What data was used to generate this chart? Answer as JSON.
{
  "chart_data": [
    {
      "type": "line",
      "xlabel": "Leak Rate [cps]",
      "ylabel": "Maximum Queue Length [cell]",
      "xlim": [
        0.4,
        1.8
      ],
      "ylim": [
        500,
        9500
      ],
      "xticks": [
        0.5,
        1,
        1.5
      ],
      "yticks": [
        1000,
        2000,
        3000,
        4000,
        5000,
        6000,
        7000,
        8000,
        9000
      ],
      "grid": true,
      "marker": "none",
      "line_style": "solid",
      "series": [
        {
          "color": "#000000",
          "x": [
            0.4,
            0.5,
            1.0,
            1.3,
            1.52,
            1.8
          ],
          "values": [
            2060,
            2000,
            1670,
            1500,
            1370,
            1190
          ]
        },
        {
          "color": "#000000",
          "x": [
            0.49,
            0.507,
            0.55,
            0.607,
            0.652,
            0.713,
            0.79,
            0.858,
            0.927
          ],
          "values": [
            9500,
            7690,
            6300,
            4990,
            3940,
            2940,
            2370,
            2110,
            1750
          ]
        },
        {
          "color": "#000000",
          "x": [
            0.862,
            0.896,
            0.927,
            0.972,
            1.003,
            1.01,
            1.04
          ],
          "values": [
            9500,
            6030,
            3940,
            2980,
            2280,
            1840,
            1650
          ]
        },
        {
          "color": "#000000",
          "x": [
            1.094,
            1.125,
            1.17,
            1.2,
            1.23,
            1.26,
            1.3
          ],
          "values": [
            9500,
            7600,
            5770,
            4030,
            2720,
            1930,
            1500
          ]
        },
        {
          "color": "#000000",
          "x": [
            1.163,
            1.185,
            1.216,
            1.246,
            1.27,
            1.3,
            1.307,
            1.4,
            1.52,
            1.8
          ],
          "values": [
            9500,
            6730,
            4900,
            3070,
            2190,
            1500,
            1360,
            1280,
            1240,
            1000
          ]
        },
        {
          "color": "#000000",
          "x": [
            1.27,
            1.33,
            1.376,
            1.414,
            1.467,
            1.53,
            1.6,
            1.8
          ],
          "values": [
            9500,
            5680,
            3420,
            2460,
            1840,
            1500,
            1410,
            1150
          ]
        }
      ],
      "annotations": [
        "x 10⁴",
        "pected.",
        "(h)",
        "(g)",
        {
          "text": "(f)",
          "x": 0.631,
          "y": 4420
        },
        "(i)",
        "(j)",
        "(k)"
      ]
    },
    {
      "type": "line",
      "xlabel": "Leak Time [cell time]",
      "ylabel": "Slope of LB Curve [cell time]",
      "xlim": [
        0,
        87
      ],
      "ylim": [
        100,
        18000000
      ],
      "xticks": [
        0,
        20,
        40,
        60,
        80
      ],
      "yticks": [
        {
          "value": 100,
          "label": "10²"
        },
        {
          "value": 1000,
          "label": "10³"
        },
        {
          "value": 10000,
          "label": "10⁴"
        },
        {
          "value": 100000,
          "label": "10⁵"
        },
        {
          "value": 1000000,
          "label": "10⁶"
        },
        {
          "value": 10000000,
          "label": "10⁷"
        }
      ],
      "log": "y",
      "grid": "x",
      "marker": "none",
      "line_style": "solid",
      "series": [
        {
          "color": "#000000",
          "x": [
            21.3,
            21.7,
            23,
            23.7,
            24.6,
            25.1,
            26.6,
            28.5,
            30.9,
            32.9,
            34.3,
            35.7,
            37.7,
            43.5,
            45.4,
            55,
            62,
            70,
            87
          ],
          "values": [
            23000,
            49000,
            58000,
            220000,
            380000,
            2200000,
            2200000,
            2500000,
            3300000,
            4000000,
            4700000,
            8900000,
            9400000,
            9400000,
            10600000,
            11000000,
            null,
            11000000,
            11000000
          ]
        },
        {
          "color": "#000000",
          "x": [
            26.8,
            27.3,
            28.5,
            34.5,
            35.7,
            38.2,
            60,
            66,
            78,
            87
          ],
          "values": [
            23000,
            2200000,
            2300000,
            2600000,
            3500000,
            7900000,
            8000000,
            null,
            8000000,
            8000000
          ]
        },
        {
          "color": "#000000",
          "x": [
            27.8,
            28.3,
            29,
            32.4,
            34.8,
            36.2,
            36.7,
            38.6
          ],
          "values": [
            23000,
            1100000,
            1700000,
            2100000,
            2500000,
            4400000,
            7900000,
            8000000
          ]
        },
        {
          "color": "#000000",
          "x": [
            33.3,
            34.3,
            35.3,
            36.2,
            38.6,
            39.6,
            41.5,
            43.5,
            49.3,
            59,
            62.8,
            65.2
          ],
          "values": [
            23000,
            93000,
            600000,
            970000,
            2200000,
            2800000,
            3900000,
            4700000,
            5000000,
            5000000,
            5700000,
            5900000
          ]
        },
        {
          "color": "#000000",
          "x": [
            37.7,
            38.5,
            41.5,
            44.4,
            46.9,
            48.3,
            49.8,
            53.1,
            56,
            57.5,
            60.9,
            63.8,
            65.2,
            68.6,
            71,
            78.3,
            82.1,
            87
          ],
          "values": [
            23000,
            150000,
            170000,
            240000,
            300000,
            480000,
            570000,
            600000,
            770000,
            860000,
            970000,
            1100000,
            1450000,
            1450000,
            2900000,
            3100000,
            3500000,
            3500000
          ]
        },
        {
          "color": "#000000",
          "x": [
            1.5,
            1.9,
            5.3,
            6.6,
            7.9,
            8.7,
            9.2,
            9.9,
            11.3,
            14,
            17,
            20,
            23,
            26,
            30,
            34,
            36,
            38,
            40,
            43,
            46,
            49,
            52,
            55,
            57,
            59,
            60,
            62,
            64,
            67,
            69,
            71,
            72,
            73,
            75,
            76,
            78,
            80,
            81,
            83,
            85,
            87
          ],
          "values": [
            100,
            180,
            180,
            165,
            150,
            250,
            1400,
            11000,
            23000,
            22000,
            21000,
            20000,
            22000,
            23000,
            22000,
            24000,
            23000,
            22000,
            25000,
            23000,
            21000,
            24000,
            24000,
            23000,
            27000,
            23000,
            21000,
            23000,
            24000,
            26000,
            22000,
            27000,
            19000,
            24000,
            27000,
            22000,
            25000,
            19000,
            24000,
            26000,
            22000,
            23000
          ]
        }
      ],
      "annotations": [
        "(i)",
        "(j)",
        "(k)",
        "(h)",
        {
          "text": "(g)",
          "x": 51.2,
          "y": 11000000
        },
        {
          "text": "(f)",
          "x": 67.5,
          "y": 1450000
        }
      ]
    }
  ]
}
════════
## PROBLEM STATEMENT
Make a list of all lines in the data that contain "cell".

## COMPLETED TASK
      "ylabel": "Maximum Queue Length [cell]",
      "xlabel": "Leak Time [cell time]",
      "ylabel": "Slope of LB Curve [cell time]",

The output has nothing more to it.